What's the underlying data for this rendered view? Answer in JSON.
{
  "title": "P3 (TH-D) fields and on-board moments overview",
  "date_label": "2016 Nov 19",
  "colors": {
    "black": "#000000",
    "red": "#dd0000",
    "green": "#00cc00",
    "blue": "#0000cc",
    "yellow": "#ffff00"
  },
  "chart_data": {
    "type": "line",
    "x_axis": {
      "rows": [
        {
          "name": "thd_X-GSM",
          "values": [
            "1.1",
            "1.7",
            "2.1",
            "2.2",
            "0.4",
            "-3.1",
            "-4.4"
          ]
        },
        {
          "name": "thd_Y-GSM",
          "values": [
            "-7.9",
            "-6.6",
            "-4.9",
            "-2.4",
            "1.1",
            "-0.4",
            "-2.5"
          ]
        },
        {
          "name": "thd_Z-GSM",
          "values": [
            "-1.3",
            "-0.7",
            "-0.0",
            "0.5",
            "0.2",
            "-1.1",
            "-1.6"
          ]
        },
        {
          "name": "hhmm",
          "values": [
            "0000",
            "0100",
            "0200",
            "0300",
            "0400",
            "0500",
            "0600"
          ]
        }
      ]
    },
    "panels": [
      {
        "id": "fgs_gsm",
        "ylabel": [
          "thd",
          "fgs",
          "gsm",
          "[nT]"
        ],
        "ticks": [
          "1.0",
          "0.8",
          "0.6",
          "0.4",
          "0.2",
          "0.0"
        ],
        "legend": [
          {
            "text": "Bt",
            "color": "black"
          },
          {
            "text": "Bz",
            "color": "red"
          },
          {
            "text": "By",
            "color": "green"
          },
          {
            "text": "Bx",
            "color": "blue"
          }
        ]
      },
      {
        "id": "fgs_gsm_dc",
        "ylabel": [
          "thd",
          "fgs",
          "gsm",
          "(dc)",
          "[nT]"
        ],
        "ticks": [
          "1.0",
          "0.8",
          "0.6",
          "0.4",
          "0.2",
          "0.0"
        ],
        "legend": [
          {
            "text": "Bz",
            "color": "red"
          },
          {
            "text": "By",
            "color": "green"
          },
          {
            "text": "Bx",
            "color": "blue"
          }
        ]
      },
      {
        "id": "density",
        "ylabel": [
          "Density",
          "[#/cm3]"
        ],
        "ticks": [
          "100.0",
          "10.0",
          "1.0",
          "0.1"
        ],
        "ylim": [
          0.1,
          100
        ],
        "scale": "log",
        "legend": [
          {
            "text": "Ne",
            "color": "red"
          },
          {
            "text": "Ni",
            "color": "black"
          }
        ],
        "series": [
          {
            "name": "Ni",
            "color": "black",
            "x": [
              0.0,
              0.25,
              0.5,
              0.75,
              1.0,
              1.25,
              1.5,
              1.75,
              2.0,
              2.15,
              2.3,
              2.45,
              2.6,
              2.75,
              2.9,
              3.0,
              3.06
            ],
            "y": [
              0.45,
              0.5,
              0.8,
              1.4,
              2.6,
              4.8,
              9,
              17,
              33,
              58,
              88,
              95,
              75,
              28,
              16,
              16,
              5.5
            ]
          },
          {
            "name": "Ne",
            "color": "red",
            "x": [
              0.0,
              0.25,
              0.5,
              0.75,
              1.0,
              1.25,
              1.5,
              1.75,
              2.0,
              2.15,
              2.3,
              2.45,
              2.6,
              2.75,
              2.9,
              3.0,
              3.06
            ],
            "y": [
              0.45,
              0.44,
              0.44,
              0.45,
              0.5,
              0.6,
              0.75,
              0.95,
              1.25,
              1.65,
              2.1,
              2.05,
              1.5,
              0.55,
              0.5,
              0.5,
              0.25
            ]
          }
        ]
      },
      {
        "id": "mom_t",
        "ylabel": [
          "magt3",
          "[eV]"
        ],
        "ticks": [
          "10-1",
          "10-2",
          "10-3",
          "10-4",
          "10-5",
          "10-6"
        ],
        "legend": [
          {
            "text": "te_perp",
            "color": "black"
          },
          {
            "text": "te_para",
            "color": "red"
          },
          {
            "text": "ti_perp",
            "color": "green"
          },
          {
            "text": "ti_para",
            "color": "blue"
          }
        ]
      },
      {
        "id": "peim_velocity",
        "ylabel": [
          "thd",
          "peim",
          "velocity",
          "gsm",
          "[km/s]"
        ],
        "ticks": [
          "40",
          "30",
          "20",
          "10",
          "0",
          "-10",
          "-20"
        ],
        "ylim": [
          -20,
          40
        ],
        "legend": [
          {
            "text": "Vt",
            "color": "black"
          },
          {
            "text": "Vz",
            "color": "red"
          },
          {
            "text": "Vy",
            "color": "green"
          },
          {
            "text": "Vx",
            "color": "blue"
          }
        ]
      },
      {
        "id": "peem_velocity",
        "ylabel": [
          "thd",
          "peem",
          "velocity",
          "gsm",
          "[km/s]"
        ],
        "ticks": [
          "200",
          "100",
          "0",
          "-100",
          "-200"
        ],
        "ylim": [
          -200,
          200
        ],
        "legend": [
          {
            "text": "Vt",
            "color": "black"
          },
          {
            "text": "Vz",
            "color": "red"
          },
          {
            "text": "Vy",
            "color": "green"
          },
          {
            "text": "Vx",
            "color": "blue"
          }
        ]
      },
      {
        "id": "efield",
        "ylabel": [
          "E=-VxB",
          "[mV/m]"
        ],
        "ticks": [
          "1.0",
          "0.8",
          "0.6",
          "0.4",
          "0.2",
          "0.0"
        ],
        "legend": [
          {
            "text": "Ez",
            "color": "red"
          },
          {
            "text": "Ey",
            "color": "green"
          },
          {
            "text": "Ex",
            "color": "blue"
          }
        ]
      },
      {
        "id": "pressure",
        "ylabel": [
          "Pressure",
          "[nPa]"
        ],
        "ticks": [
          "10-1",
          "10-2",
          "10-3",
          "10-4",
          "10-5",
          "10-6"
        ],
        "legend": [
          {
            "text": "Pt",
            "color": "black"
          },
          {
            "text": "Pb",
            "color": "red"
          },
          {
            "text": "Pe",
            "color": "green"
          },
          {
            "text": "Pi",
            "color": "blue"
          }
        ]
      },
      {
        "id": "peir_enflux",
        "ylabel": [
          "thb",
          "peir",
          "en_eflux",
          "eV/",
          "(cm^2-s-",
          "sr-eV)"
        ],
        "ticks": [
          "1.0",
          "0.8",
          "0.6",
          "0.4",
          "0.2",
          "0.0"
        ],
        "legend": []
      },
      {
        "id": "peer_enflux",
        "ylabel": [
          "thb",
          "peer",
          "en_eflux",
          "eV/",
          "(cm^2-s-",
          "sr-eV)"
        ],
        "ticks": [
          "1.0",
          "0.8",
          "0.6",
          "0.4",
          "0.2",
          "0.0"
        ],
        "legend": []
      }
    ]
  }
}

» WRITTEN PROBLEM
Output the listing above without altering a single character.

» OUTPUT OF THE EXERCISE
What's the underlying data for this rendered view? Answer in JSON.
{
  "title": "P3 (TH-D) fields and on-board moments overview",
  "date_label": "2016 Nov 19",
  "colors": {
    "black": "#000000",
    "red": "#dd0000",
    "green": "#00cc00",
    "blue": "#0000cc",
    "yellow": "#ffff00"
  },
  "chart_data": {
    "type": "line",
    "x_axis": {
      "rows": [
        {
          "name": "thd_X-GSM",
          "values": [
            "1.1",
            "1.7",
            "2.1",
            "2.2",
            "0.4",
            "-3.1",
            "-4.4"
          ]
        },
        {
          "name": "thd_Y-GSM",
          "values": [
            "-7.9",
            "-6.6",
            "-4.9",
            "-2.4",
            "1.1",
            "-0.4",
            "-2.5"
          ]
        },
        {
          "name": "thd_Z-GSM",
          "values": [
            "-1.3",
            "-0.7",
            "-0.0",
            "0.5",
            "0.2",
            "-1.1",
            "-1.6"
          ]
        },
        {
          "name": "hhmm",
          "values": [
            "0000",
            "0100",
            "0200",
            "0300",
            "0400",
            "0500",
            "0600"
          ]
        }
      ]
    },
    "panels": [
      {
        "id": "fgs_gsm",
        "ylabel": [
          "thd",
          "fgs",
          "gsm",
          "[nT]"
        ],
        "ticks": [
          "1.0",
          "0.8",
          "0.6",
          "0.4",
          "0.2",
          "0.0"
        ],
        "legend": [
          {
            "text": "Bt",
            "color": "black"
          },
          {
            "text": "Bz",
            "color": "red"
          },
          {
            "text": "By",
            "color": "green"
          },
          {
            "text": "Bx",
            "color": "blue"
          }
        ]
      },
      {
        "id": "fgs_gsm_dc",
        "ylabel": [
          "thd",
          "fgs",
          "gsm",
          "(dc)",
          "[nT]"
        ],
        "ticks": [
          "1.0",
          "0.8",
          "0.6",
          "0.4",
          "0.2",
          "0.0"
        ],
        "legend": [
          {
            "text": "Bz",
            "color": "red"
          },
          {
            "text": "By",
            "color": "green"
          },
          {
            "text": "Bx",
            "color": "blue"
          }
        ]
      },
      {
        "id": "density",
        "ylabel": [
          "Density",
          "[#/cm3]"
        ],
        "ticks": [
          "100.0",
          "10.0",
          "1.0",
          "0.1"
        ],
        "ylim": [
          0.1,
          100
        ],
        "scale": "log",
        "legend": [
          {
            "text": "Ne",
            "color": "red"
          },
          {
            "text": "Ni",
            "color": "black"
          }
        ],
        "series": [
          {
            "name": "Ni",
            "color": "black",
            "x": [
              0.0,
              0.25,
              0.5,
              0.75,
              1.0,
              1.25,
              1.5,
              1.75,
              2.0,
              2.15,
              2.3,
              2.45,
              2.6,
              2.75,
              2.9,
              3.0,
              3.06
            ],
            "y": [
              0.45,
              0.5,
              0.8,
              1.4,
              2.6,
              4.8,
              9,
              17,
              33,
              58,
              88,
              95,
              75,
              28,
              16,
              16,
              5.5
            ]
          },
          {
            "name": "Ne",
            "color": "red",
            "x": [
              0.0,
              0.25,
              0.5,
              0.75,
              1.0,
              1.25,
              1.5,
              1.75,
              2.0,
              2.15,
              2.3,
              2.45,
              2.6,
              2.75,
              2.9,
              3.0,
              3.06
            ],
            "y": [
              0.45,
              0.44,
              0.44,
              0.45,
              0.5,
              0.6,
              0.75,
              0.95,
              1.25,
              1.65,
              2.1,
              2.05,
              1.5,
              0.55,
              0.5,
              0.5,
              0.25
            ]
          }
        ]
      },
      {
        "id": "mom_t",
        "ylabel": [
          "magt3",
          "[eV]"
        ],
        "ticks": [
          "10-1",
          "10-2",
          "10-3",
          "10-4",
          "10-5",
          "10-6"
        ],
        "legend": [
          {
            "text": "te_perp",
            "color": "black"
          },
          {
            "text": "te_para",
            "color": "red"
          },
          {
            "text": "ti_perp",
            "color": "green"
          },
          {
            "text": "ti_para",
            "color": "blue"
          }
        ]
      },
      {
        "id": "peim_velocity",
        "ylabel": [
          "thd",
          "peim",
          "velocity",
          "gsm",
          "[km/s]"
        ],
        "ticks": [
          "40",
          "30",
          "20",
          "10",
          "0",
          "-10",
          "-20"
        ],
        "ylim": [
          -20,
          40
        ],
        "legend": [
          {
            "text": "Vt",
            "color": "black"
          },
          {
            "text": "Vz",
            "color": "red"
          },
          {
            "text": "Vy",
            "color": "green"
          },
          {
            "text": "Vx",
            "color": "blue"
          }
        ]
      },
      {
        "id": "peem_velocity",
        "ylabel": [
          "thd",
          "peem",
          "velocity",
          "gsm",
          "[km/s]"
        ],
        "ticks": [
          "200",
          "100",
          "0",
          "-100",
          "-200"
        ],
        "ylim": [
          -200,
          200
        ],
        "legend": [
          {
            "text": "Vt",
            "color": "black"
          },
          {
            "text": "Vz",
            "color": "red"
          },
          {
            "text": "Vy",
            "color": "green"
          },
          {
            "text": "Vx",
            "color": "blue"
          }
        ]
      },
      {
        "id": "efield",
        "ylabel": [
          "E=-VxB",
          "[mV/m]"
        ],
        "ticks": [
          "1.0",
          "0.8",
          "0.6",
          "0.4",
          "0.2",
          "0.0"
        ],
        "legend": [
          {
            "text": "Ez",
            "color": "red"
          },
          {
            "text": "Ey",
            "color": "green"
          },
          {
            "text": "Ex",
            "color": "blue"
          }
        ]
      },
      {
        "id": "pressure",
        "ylabel": [
          "Pressure",
          "[nPa]"
        ],
        "ticks": [
          "10-1",
          "10-2",
          "10-3",
          "10-4",
          "10-5",
          "10-6"
        ],
        "legend": [
          {
            "text": "Pt",
            "color": "black"
          },
          {
            "text": "Pb",
            "color": "red"
          },
          {
            "text": "Pe",
            "color": "green"
          },
          {
            "text": "Pi",
            "color": "blue"
          }
        ]
      },
      {
        "id": "peir_enflux",
        "ylabel": [
          "thb",
          "peir",
          "en_eflux",
          "eV/",
          "(cm^2-s-",
          "sr-eV)"
        ],
        "ticks": [
          "1.0",
          "0.8",
          "0.6",
          "0.4",
          "0.2",
          "0.0"
        ],
        "legend": []
      },
      {
        "id": "peer_enflux",
        "ylabel": [
          "thb",
          "peer",
          "en_eflux",
          "eV/",
          "(cm^2-s-",
          "sr-eV)"
        ],
        "ticks": [
          "1.0",
          "0.8",
          "0.6",
          "0.4",
          "0.2",
          "0.0"
        ],
        "legend": []
      }
    ]
  }
}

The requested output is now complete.